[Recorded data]
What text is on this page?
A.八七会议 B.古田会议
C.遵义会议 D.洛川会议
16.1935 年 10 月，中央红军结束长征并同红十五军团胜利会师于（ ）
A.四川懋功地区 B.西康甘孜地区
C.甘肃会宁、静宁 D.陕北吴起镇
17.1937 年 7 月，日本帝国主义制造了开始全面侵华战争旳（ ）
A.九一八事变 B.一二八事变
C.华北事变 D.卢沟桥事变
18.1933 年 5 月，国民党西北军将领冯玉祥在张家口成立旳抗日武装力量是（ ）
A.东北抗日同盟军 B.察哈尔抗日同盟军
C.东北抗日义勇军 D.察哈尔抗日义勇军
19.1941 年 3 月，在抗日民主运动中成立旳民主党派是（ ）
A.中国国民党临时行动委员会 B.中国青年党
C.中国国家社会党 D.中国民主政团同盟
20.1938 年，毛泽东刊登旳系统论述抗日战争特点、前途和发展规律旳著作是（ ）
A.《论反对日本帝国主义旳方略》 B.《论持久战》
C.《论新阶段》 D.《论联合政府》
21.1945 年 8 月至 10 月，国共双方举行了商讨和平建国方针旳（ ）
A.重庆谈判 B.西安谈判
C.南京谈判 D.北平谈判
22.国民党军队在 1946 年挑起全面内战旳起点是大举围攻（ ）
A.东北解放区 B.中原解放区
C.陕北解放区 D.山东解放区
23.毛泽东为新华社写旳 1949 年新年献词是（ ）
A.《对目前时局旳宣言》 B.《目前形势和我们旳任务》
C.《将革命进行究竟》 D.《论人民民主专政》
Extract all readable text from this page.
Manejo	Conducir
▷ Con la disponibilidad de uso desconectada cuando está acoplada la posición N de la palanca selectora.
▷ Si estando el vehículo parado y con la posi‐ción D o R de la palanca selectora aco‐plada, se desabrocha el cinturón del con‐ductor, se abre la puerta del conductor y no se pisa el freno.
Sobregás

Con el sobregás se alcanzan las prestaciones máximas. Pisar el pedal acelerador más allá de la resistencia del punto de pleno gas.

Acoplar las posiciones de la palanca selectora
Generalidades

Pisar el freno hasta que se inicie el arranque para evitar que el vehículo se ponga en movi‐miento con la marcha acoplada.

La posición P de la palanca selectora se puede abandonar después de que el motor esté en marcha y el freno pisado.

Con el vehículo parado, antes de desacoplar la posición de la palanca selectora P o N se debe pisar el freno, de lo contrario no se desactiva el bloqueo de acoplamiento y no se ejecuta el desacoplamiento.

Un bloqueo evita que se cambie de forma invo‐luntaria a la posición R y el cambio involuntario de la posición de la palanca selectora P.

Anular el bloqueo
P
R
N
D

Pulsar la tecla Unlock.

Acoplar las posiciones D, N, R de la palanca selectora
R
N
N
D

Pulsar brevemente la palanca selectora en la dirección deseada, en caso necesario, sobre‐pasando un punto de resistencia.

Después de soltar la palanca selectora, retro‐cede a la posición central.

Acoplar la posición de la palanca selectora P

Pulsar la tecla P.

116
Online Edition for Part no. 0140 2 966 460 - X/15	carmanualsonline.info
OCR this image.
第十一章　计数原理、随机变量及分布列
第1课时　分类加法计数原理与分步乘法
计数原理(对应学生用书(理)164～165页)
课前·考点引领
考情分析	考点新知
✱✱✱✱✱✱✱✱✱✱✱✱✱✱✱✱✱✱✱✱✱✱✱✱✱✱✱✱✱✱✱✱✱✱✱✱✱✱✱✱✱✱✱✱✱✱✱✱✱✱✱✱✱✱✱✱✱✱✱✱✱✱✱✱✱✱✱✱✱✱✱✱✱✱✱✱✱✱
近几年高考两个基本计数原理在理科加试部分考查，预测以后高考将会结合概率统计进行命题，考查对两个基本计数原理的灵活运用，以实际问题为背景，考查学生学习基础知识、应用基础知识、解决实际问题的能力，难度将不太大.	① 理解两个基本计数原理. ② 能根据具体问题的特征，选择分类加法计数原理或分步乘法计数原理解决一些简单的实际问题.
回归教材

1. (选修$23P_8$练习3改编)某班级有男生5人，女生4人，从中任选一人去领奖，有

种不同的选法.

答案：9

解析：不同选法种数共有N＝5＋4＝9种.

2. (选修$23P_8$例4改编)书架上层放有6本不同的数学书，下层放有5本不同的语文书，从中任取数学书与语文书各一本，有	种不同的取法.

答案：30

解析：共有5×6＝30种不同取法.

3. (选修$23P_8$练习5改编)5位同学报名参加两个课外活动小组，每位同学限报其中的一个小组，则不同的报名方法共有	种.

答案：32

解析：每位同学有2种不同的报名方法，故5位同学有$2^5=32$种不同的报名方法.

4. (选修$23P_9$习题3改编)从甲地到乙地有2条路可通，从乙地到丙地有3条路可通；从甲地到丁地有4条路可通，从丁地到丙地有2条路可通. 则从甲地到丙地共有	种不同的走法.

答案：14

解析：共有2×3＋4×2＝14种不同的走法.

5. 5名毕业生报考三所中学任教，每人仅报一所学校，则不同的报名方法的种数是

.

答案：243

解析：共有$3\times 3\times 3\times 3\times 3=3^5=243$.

### [WORK REQUIRED]
Make a tally of the lines in this data that include the string "marcha", and answer with that tally alone.

### [ANSWER TO THE PROBLEM]
2